*Data entries for graphics*
* Begin *
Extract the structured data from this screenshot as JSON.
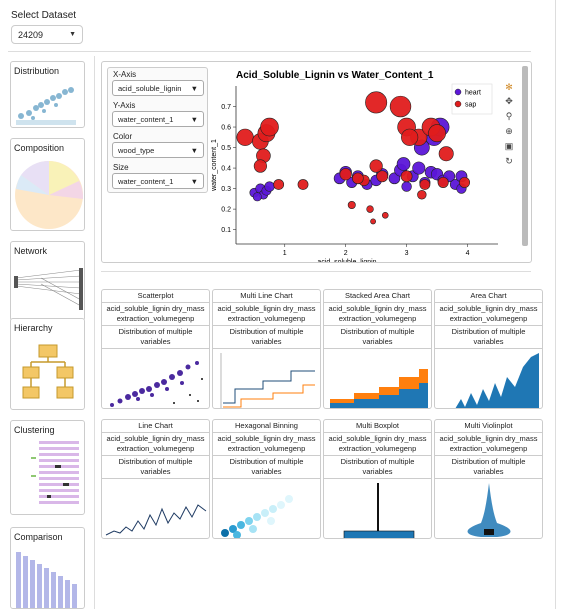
{
  "header": {
    "select_label": "Select Dataset",
    "dataset_value": "24209"
  },
  "sidebar": [
    {
      "name": "sidebar-card-distribution",
      "label": "Distribution"
    },
    {
      "name": "sidebar-card-composition",
      "label": "Composition"
    },
    {
      "name": "sidebar-card-network",
      "label": "Network"
    },
    {
      "name": "sidebar-card-hierarchy",
      "label": "Hierarchy"
    },
    {
      "name": "sidebar-card-clustering",
      "label": "Clustering"
    },
    {
      "name": "sidebar-card-comparison",
      "label": "Comparison"
    }
  ],
  "controls": {
    "x_label": "X-Axis",
    "x_value": "acid_soluble_lignin",
    "y_label": "Y-Axis",
    "y_value": "water_content_1",
    "color_label": "Color",
    "color_value": "wood_type",
    "size_label": "Size",
    "size_value": "water_content_1"
  },
  "chart_data": {
    "type": "scatter",
    "title": "Acid_Soluble_Lignin vs Water_Content_1",
    "xlabel": "acid_soluble_lignin",
    "ylabel": "water_content_1",
    "xlim": [
      0.2,
      4.5
    ],
    "ylim": [
      0.03,
      0.8
    ],
    "xticks": [
      "1",
      "2",
      "3",
      "4"
    ],
    "yticks": [
      "0.1",
      "0.2",
      "0.3",
      "0.4",
      "0.5",
      "0.6",
      "0.7"
    ],
    "legend_position": "top-right",
    "series": [
      {
        "name": "heart",
        "color": "#5b16d8",
        "x": [
          0.5,
          0.6,
          0.65,
          0.7,
          0.55,
          0.75,
          1.9,
          2.0,
          2.1,
          2.2,
          2.35,
          2.5,
          2.6,
          2.8,
          2.9,
          3.0,
          3.1,
          3.2,
          3.3,
          3.4,
          3.5,
          3.6,
          3.7,
          3.8,
          3.9,
          3.25,
          3.45,
          3.55,
          3.9,
          2.95
        ],
        "y": [
          0.28,
          0.3,
          0.27,
          0.29,
          0.26,
          0.31,
          0.35,
          0.38,
          0.33,
          0.36,
          0.32,
          0.34,
          0.37,
          0.35,
          0.39,
          0.31,
          0.36,
          0.4,
          0.33,
          0.38,
          0.37,
          0.34,
          0.36,
          0.32,
          0.3,
          0.5,
          0.55,
          0.6,
          0.36,
          0.42
        ],
        "size": [
          0.28,
          0.3,
          0.27,
          0.29,
          0.26,
          0.31,
          0.35,
          0.38,
          0.33,
          0.36,
          0.32,
          0.34,
          0.37,
          0.35,
          0.39,
          0.31,
          0.36,
          0.4,
          0.33,
          0.38,
          0.37,
          0.34,
          0.36,
          0.32,
          0.3,
          0.5,
          0.55,
          0.6,
          0.36,
          0.42
        ]
      },
      {
        "name": "sap",
        "color": "#e01c1c",
        "x": [
          0.35,
          0.6,
          0.7,
          0.75,
          0.65,
          0.6,
          0.9,
          1.3,
          2.0,
          2.3,
          2.5,
          2.6,
          2.9,
          3.0,
          3.2,
          3.4,
          3.5,
          3.65,
          3.95,
          2.1,
          2.4,
          2.45,
          2.65,
          3.25,
          3.3,
          3.0,
          3.05,
          2.2,
          3.6,
          2.5
        ],
        "y": [
          0.55,
          0.53,
          0.57,
          0.6,
          0.46,
          0.41,
          0.32,
          0.32,
          0.37,
          0.34,
          0.72,
          0.36,
          0.7,
          0.6,
          0.55,
          0.6,
          0.57,
          0.47,
          0.33,
          0.22,
          0.2,
          0.14,
          0.17,
          0.27,
          0.32,
          0.36,
          0.55,
          0.35,
          0.33,
          0.41
        ],
        "size": [
          0.55,
          0.53,
          0.57,
          0.6,
          0.46,
          0.41,
          0.32,
          0.32,
          0.37,
          0.34,
          0.72,
          0.36,
          0.7,
          0.6,
          0.55,
          0.6,
          0.57,
          0.47,
          0.33,
          0.22,
          0.2,
          0.14,
          0.17,
          0.27,
          0.32,
          0.36,
          0.55,
          0.35,
          0.33,
          0.41
        ]
      }
    ]
  },
  "gallery": [
    {
      "name": "gallery-card-scatterplot",
      "title": "Scatterplot"
    },
    {
      "name": "gallery-card-multi-line-chart",
      "title": "Multi Line Chart"
    },
    {
      "name": "gallery-card-stacked-area-chart",
      "title": "Stacked Area Chart"
    },
    {
      "name": "gallery-card-area-chart",
      "title": "Area Chart"
    },
    {
      "name": "gallery-card-line-chart",
      "title": "Line Chart"
    },
    {
      "name": "gallery-card-hexagonal-binning",
      "title": "Hexagonal Binning"
    },
    {
      "name": "gallery-card-multi-boxplot",
      "title": "Multi Boxplot"
    },
    {
      "name": "gallery-card-multi-violinplot",
      "title": "Multi Violinplot"
    }
  ],
  "gallery_common": {
    "variables": "acid_soluble_lignin dry_mass extraction_volumegenp",
    "description": "Distribution of multiple variables"
  },
  "colors": {
    "heart": "#5b16d8",
    "sap": "#e01c1c",
    "accent_blue": "#1f77b4",
    "orange": "#ff7f0e"
  }
}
* End *
Every line of the material is to be quoted exactly, with no pictures carried over.

*COMPLETE OUTPUT*
Extract the structured data from this screenshot as JSON.
{
  "header": {
    "select_label": "Select Dataset",
    "dataset_value": "24209"
  },
  "sidebar": [
    {
      "name": "sidebar-card-distribution",
      "label": "Distribution"
    },
    {
      "name": "sidebar-card-composition",
      "label": "Composition"
    },
    {
      "name": "sidebar-card-network",
      "label": "Network"
    },
    {
      "name": "sidebar-card-hierarchy",
      "label": "Hierarchy"
    },
    {
      "name": "sidebar-card-clustering",
      "label": "Clustering"
    },
    {
      "name": "sidebar-card-comparison",
      "label": "Comparison"
    }
  ],
  "controls": {
    "x_label": "X-Axis",
    "x_value": "acid_soluble_lignin",
    "y_label": "Y-Axis",
    "y_value": "water_content_1",
    "color_label": "Color",
    "color_value": "wood_type",
    "size_label": "Size",
    "size_value": "water_content_1"
  },
  "chart_data": {
    "type": "scatter",
    "title": "Acid_Soluble_Lignin vs Water_Content_1",
    "xlabel": "acid_soluble_lignin",
    "ylabel": "water_content_1",
    "xlim": [
      0.2,
      4.5
    ],
    "ylim": [
      0.03,
      0.8
    ],
    "xticks": [
      "1",
      "2",
      "3",
      "4"
    ],
    "yticks": [
      "0.1",
      "0.2",
      "0.3",
      "0.4",
      "0.5",
      "0.6",
      "0.7"
    ],
    "legend_position": "top-right",
    "series": [
      {
        "name": "heart",
        "color": "#5b16d8",
        "x": [
          0.5,
          0.6,
          0.65,
          0.7,
          0.55,
          0.75,
          1.9,
          2.0,
          2.1,
          2.2,
          2.35,
          2.5,
          2.6,
          2.8,
          2.9,
          3.0,
          3.1,
          3.2,
          3.3,
          3.4,
          3.5,
          3.6,
          3.7,
          3.8,
          3.9,
          3.25,
          3.45,
          3.55,
          3.9,
          2.95
        ],
        "y": [
          0.28,
          0.3,
          0.27,
          0.29,
          0.26,
          0.31,
          0.35,
          0.38,
          0.33,
          0.36,
          0.32,
          0.34,
          0.37,
          0.35,
          0.39,
          0.31,
          0.36,
          0.4,
          0.33,
          0.38,
          0.37,
          0.34,
          0.36,
          0.32,
          0.3,
          0.5,
          0.55,
          0.6,
          0.36,
          0.42
        ],
        "size": [
          0.28,
          0.3,
          0.27,
          0.29,
          0.26,
          0.31,
          0.35,
          0.38,
          0.33,
          0.36,
          0.32,
          0.34,
          0.37,
          0.35,
          0.39,
          0.31,
          0.36,
          0.4,
          0.33,
          0.38,
          0.37,
          0.34,
          0.36,
          0.32,
          0.3,
          0.5,
          0.55,
          0.6,
          0.36,
          0.42
        ]
      },
      {
        "name": "sap",
        "color": "#e01c1c",
        "x": [
          0.35,
          0.6,
          0.7,
          0.75,
          0.65,
          0.6,
          0.9,
          1.3,
          2.0,
          2.3,
          2.5,
          2.6,
          2.9,
          3.0,
          3.2,
          3.4,
          3.5,
          3.65,
          3.95,
          2.1,
          2.4,
          2.45,
          2.65,
          3.25,
          3.3,
          3.0,
          3.05,
          2.2,
          3.6,
          2.5
        ],
        "y": [
          0.55,
          0.53,
          0.57,
          0.6,
          0.46,
          0.41,
          0.32,
          0.32,
          0.37,
          0.34,
          0.72,
          0.36,
          0.7,
          0.6,
          0.55,
          0.6,
          0.57,
          0.47,
          0.33,
          0.22,
          0.2,
          0.14,
          0.17,
          0.27,
          0.32,
          0.36,
          0.55,
          0.35,
          0.33,
          0.41
        ],
        "size": [
          0.55,
          0.53,
          0.57,
          0.6,
          0.46,
          0.41,
          0.32,
          0.32,
          0.37,
          0.34,
          0.72,
          0.36,
          0.7,
          0.6,
          0.55,
          0.6,
          0.57,
          0.47,
          0.33,
          0.22,
          0.2,
          0.14,
          0.17,
          0.27,
          0.32,
          0.36,
          0.55,
          0.35,
          0.33,
          0.41
        ]
      }
    ]
  },
  "gallery": [
    {
      "name": "gallery-card-scatterplot",
      "title": "Scatterplot"
    },
    {
      "name": "gallery-card-multi-line-chart",
      "title": "Multi Line Chart"
    },
    {
      "name": "gallery-card-stacked-area-chart",
      "title": "Stacked Area Chart"
    },
    {
      "name": "gallery-card-area-chart",
      "title": "Area Chart"
    },
    {
      "name": "gallery-card-line-chart",
      "title": "Line Chart"
    },
    {
      "name": "gallery-card-hexagonal-binning",
      "title": "Hexagonal Binning"
    },
    {
      "name": "gallery-card-multi-boxplot",
      "title": "Multi Boxplot"
    },
    {
      "name": "gallery-card-multi-violinplot",
      "title": "Multi Violinplot"
    }
  ],
  "gallery_common": {
    "variables": "acid_soluble_lignin dry_mass extraction_volumegenp",
    "description": "Distribution of multiple variables"
  },
  "colors": {
    "heart": "#5b16d8",
    "sap": "#e01c1c",
    "accent_blue": "#1f77b4",
    "orange": "#ff7f0e"
  }
}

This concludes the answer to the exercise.